* Work to do:
Lines containing the word "methods" are the ones to copy from the records below.
______________________________
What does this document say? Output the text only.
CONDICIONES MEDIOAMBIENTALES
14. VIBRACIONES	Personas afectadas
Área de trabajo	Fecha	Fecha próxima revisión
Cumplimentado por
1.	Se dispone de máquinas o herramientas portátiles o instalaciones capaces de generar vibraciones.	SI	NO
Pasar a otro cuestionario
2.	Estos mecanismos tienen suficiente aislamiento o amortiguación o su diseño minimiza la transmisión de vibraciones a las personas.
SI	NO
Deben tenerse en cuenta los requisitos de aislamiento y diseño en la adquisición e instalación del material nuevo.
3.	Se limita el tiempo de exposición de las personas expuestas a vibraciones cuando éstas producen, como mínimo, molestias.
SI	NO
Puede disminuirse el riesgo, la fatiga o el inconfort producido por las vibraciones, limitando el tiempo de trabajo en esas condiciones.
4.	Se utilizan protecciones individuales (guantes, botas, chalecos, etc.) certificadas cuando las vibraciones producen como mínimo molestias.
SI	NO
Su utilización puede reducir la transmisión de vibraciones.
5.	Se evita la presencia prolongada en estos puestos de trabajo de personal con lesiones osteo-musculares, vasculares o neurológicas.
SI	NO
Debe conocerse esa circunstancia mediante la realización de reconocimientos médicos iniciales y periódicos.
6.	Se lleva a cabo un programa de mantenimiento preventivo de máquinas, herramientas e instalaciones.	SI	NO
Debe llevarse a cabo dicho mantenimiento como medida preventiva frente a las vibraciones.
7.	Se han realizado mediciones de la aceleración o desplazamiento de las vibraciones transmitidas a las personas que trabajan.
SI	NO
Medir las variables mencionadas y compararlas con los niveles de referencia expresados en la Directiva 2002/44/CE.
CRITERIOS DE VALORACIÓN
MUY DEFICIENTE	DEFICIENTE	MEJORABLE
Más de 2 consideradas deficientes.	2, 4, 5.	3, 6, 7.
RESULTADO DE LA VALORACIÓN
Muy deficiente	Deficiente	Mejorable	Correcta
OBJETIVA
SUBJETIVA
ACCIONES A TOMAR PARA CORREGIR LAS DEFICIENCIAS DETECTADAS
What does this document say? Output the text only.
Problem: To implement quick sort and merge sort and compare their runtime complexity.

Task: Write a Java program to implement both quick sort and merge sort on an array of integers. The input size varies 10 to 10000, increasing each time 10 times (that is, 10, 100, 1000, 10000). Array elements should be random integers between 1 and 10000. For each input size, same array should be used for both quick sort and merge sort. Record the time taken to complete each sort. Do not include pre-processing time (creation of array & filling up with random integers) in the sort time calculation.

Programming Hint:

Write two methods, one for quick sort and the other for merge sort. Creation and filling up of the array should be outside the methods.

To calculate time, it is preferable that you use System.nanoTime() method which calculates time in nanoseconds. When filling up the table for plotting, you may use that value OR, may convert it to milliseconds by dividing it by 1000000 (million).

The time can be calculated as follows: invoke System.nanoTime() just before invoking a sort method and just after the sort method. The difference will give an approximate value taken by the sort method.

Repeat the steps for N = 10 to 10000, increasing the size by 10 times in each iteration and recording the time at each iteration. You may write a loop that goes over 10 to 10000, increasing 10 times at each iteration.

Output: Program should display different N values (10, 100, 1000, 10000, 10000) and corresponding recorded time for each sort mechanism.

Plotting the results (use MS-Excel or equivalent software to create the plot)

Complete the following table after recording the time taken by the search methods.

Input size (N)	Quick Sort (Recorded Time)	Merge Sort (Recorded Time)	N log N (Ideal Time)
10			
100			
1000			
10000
______________________________
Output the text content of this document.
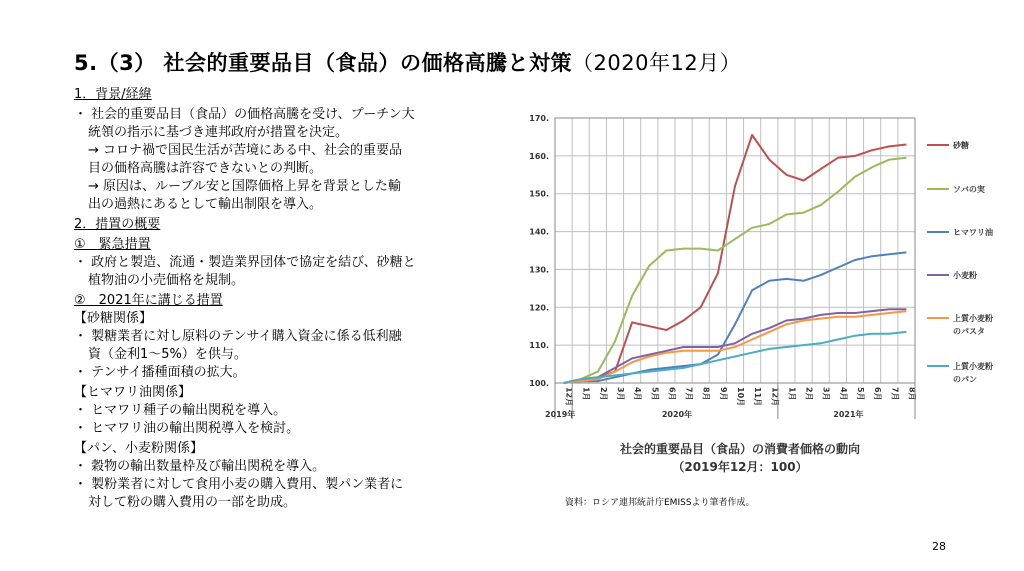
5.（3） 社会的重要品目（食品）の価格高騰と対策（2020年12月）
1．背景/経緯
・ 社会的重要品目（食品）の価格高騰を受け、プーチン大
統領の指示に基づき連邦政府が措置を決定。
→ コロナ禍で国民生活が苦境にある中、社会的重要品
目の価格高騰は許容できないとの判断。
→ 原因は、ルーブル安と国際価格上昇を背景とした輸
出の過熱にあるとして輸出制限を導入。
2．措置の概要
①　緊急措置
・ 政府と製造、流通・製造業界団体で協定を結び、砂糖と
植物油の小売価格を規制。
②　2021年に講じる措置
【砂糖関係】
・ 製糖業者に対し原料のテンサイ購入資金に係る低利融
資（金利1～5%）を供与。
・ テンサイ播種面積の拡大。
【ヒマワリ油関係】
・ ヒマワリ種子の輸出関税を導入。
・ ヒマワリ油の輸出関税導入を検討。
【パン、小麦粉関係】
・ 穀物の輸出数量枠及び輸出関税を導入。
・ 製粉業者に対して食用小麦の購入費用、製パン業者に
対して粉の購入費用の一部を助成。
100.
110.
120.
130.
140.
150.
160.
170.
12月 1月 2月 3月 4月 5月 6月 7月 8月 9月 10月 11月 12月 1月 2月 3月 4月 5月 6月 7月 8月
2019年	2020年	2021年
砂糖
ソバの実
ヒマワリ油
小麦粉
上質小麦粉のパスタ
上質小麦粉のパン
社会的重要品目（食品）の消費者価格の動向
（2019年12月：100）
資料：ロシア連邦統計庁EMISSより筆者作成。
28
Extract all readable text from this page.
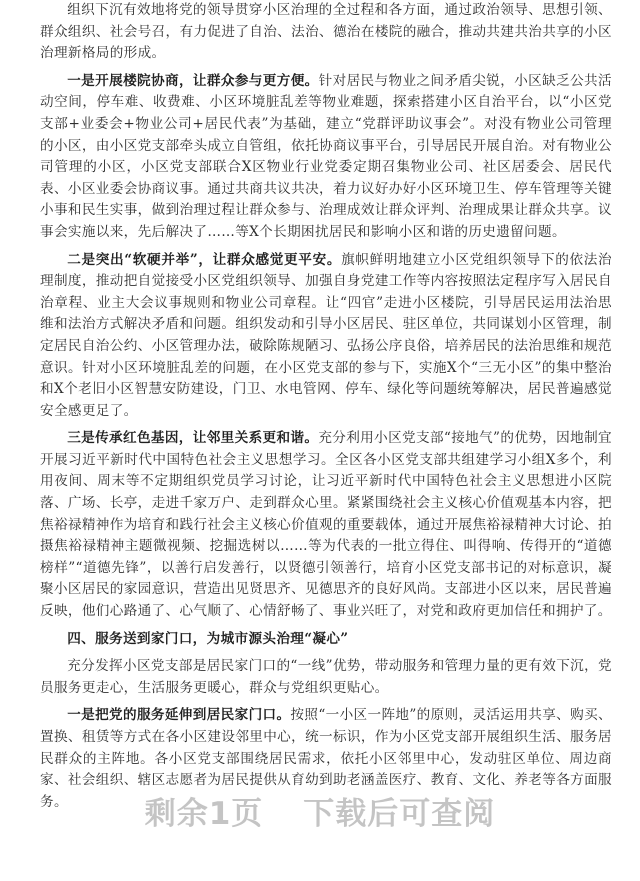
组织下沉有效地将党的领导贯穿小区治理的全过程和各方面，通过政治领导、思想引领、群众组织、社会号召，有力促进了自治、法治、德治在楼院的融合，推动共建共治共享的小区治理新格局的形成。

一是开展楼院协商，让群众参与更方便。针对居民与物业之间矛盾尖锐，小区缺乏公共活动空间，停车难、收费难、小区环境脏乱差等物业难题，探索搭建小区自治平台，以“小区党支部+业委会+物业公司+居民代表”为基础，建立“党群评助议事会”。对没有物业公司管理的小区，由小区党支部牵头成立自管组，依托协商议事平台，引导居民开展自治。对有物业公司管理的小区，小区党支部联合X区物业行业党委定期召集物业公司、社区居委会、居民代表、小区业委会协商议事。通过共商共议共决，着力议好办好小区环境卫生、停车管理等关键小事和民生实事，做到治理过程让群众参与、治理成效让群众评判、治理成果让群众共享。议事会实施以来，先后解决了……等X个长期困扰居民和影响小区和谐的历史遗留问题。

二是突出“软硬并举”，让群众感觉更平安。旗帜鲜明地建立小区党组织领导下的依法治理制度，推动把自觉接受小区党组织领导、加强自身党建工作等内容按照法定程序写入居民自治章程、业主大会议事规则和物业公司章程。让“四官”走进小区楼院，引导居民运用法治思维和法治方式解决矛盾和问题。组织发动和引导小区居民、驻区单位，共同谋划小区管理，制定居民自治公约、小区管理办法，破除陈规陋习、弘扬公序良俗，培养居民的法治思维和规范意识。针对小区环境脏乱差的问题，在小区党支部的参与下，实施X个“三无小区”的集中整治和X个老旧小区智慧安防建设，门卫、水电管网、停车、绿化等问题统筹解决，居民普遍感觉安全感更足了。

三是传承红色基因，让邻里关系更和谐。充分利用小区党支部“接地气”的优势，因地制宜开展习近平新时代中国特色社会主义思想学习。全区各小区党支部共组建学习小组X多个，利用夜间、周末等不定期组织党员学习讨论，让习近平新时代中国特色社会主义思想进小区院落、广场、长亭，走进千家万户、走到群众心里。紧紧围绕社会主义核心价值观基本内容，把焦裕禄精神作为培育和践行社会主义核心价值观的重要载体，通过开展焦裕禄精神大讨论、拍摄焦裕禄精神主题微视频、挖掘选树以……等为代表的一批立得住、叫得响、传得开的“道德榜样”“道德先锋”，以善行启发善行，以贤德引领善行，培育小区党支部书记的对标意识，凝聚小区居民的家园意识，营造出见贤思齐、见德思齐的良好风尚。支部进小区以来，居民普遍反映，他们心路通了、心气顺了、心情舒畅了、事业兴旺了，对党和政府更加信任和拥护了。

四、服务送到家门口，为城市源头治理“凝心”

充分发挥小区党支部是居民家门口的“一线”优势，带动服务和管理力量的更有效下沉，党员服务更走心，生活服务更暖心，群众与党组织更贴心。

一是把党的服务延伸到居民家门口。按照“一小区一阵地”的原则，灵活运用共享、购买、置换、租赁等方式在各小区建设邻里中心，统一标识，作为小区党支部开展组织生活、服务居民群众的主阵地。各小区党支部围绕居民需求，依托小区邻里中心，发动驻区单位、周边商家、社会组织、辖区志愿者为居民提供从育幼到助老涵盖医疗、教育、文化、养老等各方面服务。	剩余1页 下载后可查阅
______________________________
* Answer:
Write two methods, one for quick sort and the other for merge sort. Creation and filling up of the array should be outside the methods.
Complete the following table after recording the time taken by the search methods.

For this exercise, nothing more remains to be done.